All of the entries need to be written out again, exactly as they are.

—————

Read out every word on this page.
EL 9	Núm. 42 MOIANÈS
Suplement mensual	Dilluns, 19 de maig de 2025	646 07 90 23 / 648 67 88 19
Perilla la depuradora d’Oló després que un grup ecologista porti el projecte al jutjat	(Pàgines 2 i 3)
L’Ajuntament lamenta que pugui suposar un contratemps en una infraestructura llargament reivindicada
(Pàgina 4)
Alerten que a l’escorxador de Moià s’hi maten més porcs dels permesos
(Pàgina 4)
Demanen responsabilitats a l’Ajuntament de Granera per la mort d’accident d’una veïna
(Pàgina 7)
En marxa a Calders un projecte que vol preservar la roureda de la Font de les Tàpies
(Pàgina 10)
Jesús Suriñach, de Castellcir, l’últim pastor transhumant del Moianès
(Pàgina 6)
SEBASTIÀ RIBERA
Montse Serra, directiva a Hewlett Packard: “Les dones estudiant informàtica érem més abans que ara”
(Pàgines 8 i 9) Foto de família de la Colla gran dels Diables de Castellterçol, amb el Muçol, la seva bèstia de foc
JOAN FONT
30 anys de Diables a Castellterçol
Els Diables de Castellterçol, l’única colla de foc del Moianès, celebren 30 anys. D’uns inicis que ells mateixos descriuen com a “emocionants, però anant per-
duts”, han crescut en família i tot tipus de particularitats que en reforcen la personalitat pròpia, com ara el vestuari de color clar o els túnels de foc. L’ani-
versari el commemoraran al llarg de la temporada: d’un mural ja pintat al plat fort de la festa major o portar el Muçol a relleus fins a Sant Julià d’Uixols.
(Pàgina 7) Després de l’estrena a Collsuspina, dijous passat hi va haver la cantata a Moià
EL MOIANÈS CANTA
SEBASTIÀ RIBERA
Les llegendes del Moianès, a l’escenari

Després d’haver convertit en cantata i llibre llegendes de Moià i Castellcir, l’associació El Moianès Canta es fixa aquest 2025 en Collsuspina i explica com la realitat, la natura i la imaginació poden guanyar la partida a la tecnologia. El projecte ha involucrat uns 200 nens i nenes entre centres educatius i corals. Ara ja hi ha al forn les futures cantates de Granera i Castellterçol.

—————

-- Solution for this task --
Read out every word on this page.
EL 9	Núm. 42 MOIANÈS
Suplement mensual	Dilluns, 19 de maig de 2025	646 07 90 23 / 648 67 88 19
Perilla la depuradora d’Oló després que un grup ecologista porti el projecte al jutjat	(Pàgines 2 i 3)
L’Ajuntament lamenta que pugui suposar un contratemps en una infraestructura llargament reivindicada
(Pàgina 4)
Alerten que a l’escorxador de Moià s’hi maten més porcs dels permesos
(Pàgina 4)
Demanen responsabilitats a l’Ajuntament de Granera per la mort d’accident d’una veïna
(Pàgina 7)
En marxa a Calders un projecte que vol preservar la roureda de la Font de les Tàpies
(Pàgina 10)
Jesús Suriñach, de Castellcir, l’últim pastor transhumant del Moianès
(Pàgina 6)
SEBASTIÀ RIBERA
Montse Serra, directiva a Hewlett Packard: “Les dones estudiant informàtica érem més abans que ara”
(Pàgines 8 i 9) Foto de família de la Colla gran dels Diables de Castellterçol, amb el Muçol, la seva bèstia de foc
JOAN FONT
30 anys de Diables a Castellterçol
Els Diables de Castellterçol, l’única colla de foc del Moianès, celebren 30 anys. D’uns inicis que ells mateixos descriuen com a “emocionants, però anant per-
duts”, han crescut en família i tot tipus de particularitats que en reforcen la personalitat pròpia, com ara el vestuari de color clar o els túnels de foc. L’ani-
versari el commemoraran al llarg de la temporada: d’un mural ja pintat al plat fort de la festa major o portar el Muçol a relleus fins a Sant Julià d’Uixols.
(Pàgina 7) Després de l’estrena a Collsuspina, dijous passat hi va haver la cantata a Moià
EL MOIANÈS CANTA
SEBASTIÀ RIBERA
Les llegendes del Moianès, a l’escenari

Després d’haver convertit en cantata i llibre llegendes de Moià i Castellcir, l’associació El Moianès Canta es fixa aquest 2025 en Collsuspina i explica com la realitat, la natura i la imaginació poden guanyar la partida a la tecnologia. El projecte ha involucrat uns 200 nens i nenes entre centres educatius i corals. Ara ja hi ha al forn les futures cantates de Granera i Castellterçol.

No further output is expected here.